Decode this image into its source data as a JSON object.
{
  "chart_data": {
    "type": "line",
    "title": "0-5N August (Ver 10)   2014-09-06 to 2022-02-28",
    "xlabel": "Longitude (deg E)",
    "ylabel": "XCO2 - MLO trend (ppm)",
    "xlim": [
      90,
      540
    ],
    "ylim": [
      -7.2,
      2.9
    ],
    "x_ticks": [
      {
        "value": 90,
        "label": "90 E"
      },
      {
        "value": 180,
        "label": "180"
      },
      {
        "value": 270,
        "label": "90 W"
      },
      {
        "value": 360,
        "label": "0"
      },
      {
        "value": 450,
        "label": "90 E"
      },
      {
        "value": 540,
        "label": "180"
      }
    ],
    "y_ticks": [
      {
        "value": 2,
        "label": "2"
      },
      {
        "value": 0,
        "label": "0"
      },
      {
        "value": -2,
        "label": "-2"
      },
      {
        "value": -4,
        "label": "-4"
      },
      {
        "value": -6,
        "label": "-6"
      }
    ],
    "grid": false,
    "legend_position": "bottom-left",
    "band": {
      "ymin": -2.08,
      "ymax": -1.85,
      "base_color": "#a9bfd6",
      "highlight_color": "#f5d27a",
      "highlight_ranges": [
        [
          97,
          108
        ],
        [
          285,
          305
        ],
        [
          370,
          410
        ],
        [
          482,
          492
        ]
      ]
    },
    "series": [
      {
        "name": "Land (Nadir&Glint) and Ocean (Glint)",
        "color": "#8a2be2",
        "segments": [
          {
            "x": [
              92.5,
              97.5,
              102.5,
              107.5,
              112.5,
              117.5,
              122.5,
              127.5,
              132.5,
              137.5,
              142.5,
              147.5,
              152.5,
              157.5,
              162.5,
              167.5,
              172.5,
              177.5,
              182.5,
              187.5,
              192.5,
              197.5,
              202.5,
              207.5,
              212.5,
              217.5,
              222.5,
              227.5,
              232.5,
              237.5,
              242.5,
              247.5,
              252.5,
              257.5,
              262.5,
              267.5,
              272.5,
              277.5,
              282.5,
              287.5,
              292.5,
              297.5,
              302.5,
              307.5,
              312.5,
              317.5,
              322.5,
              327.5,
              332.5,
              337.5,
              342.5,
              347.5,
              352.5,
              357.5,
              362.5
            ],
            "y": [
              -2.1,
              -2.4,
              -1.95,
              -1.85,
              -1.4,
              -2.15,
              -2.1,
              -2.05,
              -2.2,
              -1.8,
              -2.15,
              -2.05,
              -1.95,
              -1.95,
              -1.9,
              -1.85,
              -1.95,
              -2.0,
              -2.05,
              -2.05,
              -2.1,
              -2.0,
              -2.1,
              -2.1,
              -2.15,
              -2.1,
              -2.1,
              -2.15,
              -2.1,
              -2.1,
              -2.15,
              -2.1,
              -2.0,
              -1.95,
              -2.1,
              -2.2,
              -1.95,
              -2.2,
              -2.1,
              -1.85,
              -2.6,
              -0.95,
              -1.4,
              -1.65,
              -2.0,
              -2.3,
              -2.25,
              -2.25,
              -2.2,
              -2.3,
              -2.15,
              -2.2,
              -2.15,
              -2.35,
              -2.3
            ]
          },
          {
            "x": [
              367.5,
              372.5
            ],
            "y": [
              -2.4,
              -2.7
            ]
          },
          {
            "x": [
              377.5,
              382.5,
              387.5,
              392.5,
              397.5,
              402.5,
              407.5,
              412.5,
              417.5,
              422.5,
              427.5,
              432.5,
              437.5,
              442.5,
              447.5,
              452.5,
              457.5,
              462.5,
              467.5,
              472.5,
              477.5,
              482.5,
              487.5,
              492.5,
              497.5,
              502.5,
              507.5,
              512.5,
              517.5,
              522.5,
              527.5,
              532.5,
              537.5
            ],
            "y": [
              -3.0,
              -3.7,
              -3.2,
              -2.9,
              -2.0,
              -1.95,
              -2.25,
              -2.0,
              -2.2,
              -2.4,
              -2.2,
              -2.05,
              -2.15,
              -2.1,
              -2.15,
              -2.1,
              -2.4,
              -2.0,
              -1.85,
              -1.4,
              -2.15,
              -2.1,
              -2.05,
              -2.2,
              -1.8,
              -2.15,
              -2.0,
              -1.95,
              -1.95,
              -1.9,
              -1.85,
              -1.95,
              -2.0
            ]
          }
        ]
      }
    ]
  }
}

★ ★ ★ ★ ★

Requirement:
Repeat the material above in full, quoting it exactly.

Task result:
Decode this image into its source data as a JSON object.
{
  "chart_data": {
    "type": "line",
    "title": "0-5N August (Ver 10)   2014-09-06 to 2022-02-28",
    "xlabel": "Longitude (deg E)",
    "ylabel": "XCO2 - MLO trend (ppm)",
    "xlim": [
      90,
      540
    ],
    "ylim": [
      -7.2,
      2.9
    ],
    "x_ticks": [
      {
        "value": 90,
        "label": "90 E"
      },
      {
        "value": 180,
        "label": "180"
      },
      {
        "value": 270,
        "label": "90 W"
      },
      {
        "value": 360,
        "label": "0"
      },
      {
        "value": 450,
        "label": "90 E"
      },
      {
        "value": 540,
        "label": "180"
      }
    ],
    "y_ticks": [
      {
        "value": 2,
        "label": "2"
      },
      {
        "value": 0,
        "label": "0"
      },
      {
        "value": -2,
        "label": "-2"
      },
      {
        "value": -4,
        "label": "-4"
      },
      {
        "value": -6,
        "label": "-6"
      }
    ],
    "grid": false,
    "legend_position": "bottom-left",
    "band": {
      "ymin": -2.08,
      "ymax": -1.85,
      "base_color": "#a9bfd6",
      "highlight_color": "#f5d27a",
      "highlight_ranges": [
        [
          97,
          108
        ],
        [
          285,
          305
        ],
        [
          370,
          410
        ],
        [
          482,
          492
        ]
      ]
    },
    "series": [
      {
        "name": "Land (Nadir&Glint) and Ocean (Glint)",
        "color": "#8a2be2",
        "segments": [
          {
            "x": [
              92.5,
              97.5,
              102.5,
              107.5,
              112.5,
              117.5,
              122.5,
              127.5,
              132.5,
              137.5,
              142.5,
              147.5,
              152.5,
              157.5,
              162.5,
              167.5,
              172.5,
              177.5,
              182.5,
              187.5,
              192.5,
              197.5,
              202.5,
              207.5,
              212.5,
              217.5,
              222.5,
              227.5,
              232.5,
              237.5,
              242.5,
              247.5,
              252.5,
              257.5,
              262.5,
              267.5,
              272.5,
              277.5,
              282.5,
              287.5,
              292.5,
              297.5,
              302.5,
              307.5,
              312.5,
              317.5,
              322.5,
              327.5,
              332.5,
              337.5,
              342.5,
              347.5,
              352.5,
              357.5,
              362.5
            ],
            "y": [
              -2.1,
              -2.4,
              -1.95,
              -1.85,
              -1.4,
              -2.15,
              -2.1,
              -2.05,
              -2.2,
              -1.8,
              -2.15,
              -2.05,
              -1.95,
              -1.95,
              -1.9,
              -1.85,
              -1.95,
              -2.0,
              -2.05,
              -2.05,
              -2.1,
              -2.0,
              -2.1,
              -2.1,
              -2.15,
              -2.1,
              -2.1,
              -2.15,
              -2.1,
              -2.1,
              -2.15,
              -2.1,
              -2.0,
              -1.95,
              -2.1,
              -2.2,
              -1.95,
              -2.2,
              -2.1,
              -1.85,
              -2.6,
              -0.95,
              -1.4,
              -1.65,
              -2.0,
              -2.3,
              -2.25,
              -2.25,
              -2.2,
              -2.3,
              -2.15,
              -2.2,
              -2.15,
              -2.35,
              -2.3
            ]
          },
          {
            "x": [
              367.5,
              372.5
            ],
            "y": [
              -2.4,
              -2.7
            ]
          },
          {
            "x": [
              377.5,
              382.5,
              387.5,
              392.5,
              397.5,
              402.5,
              407.5,
              412.5,
              417.5,
              422.5,
              427.5,
              432.5,
              437.5,
              442.5,
              447.5,
              452.5,
              457.5,
              462.5,
              467.5,
              472.5,
              477.5,
              482.5,
              487.5,
              492.5,
              497.5,
              502.5,
              507.5,
              512.5,
              517.5,
              522.5,
              527.5,
              532.5,
              537.5
            ],
            "y": [
              -3.0,
              -3.7,
              -3.2,
              -2.9,
              -2.0,
              -1.95,
              -2.25,
              -2.0,
              -2.2,
              -2.4,
              -2.2,
              -2.05,
              -2.15,
              -2.1,
              -2.15,
              -2.1,
              -2.4,
              -2.0,
              -1.85,
              -1.4,
              -2.15,
              -2.1,
              -2.05,
              -2.2,
              -1.8,
              -2.15,
              -2.0,
              -1.95,
              -1.95,
              -1.9,
              -1.85,
              -1.95,
              -2.0
            ]
          }
        ]
      }
    ]
  }
}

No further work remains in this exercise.